Write out the whole listing, matching it exactly.

########################################

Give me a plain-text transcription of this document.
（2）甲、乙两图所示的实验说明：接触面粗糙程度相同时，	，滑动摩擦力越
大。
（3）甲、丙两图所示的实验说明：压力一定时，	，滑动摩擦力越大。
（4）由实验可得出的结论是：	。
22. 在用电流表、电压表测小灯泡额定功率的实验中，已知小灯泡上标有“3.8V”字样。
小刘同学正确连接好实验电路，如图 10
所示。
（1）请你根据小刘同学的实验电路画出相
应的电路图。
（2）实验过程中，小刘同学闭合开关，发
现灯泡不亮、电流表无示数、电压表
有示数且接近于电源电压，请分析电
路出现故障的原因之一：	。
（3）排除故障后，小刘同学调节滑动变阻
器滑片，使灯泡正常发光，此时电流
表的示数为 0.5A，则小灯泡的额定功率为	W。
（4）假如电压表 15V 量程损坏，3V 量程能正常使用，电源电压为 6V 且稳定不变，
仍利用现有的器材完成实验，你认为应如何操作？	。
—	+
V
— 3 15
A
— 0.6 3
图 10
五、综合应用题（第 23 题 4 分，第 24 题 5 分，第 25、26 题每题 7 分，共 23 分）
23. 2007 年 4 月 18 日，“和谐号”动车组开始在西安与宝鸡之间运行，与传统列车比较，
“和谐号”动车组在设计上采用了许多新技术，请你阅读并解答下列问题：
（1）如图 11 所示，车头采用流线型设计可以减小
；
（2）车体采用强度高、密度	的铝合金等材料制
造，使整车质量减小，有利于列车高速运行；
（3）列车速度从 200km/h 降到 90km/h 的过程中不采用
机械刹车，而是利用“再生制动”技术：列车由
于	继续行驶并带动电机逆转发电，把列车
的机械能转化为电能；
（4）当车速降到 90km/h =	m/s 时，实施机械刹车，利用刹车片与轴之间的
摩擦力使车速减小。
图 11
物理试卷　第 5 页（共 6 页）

########################################

◆ **Response**
Give me a plain-text transcription of this document.
（2）甲、乙两图所示的实验说明：接触面粗糙程度相同时，	，滑动摩擦力越
大。
（3）甲、丙两图所示的实验说明：压力一定时，	，滑动摩擦力越大。
（4）由实验可得出的结论是：	。
22. 在用电流表、电压表测小灯泡额定功率的实验中，已知小灯泡上标有“3.8V”字样。
小刘同学正确连接好实验电路，如图 10
所示。
（1）请你根据小刘同学的实验电路画出相
应的电路图。
（2）实验过程中，小刘同学闭合开关，发
现灯泡不亮、电流表无示数、电压表
有示数且接近于电源电压，请分析电
路出现故障的原因之一：	。
（3）排除故障后，小刘同学调节滑动变阻
器滑片，使灯泡正常发光，此时电流
表的示数为 0.5A，则小灯泡的额定功率为	W。
（4）假如电压表 15V 量程损坏，3V 量程能正常使用，电源电压为 6V 且稳定不变，
仍利用现有的器材完成实验，你认为应如何操作？	。
—	+
V
— 3 15
A
— 0.6 3
图 10
五、综合应用题（第 23 题 4 分，第 24 题 5 分，第 25、26 题每题 7 分，共 23 分）
23. 2007 年 4 月 18 日，“和谐号”动车组开始在西安与宝鸡之间运行，与传统列车比较，
“和谐号”动车组在设计上采用了许多新技术，请你阅读并解答下列问题：
（1）如图 11 所示，车头采用流线型设计可以减小
；
（2）车体采用强度高、密度	的铝合金等材料制
造，使整车质量减小，有利于列车高速运行；
（3）列车速度从 200km/h 降到 90km/h 的过程中不采用
机械刹车，而是利用“再生制动”技术：列车由
于	继续行驶并带动电机逆转发电，把列车
的机械能转化为电能；
（4）当车速降到 90km/h =	m/s 时，实施机械刹车，利用刹车片与轴之间的
摩擦力使车速减小。
图 11
物理试卷　第 5 页（共 6 页）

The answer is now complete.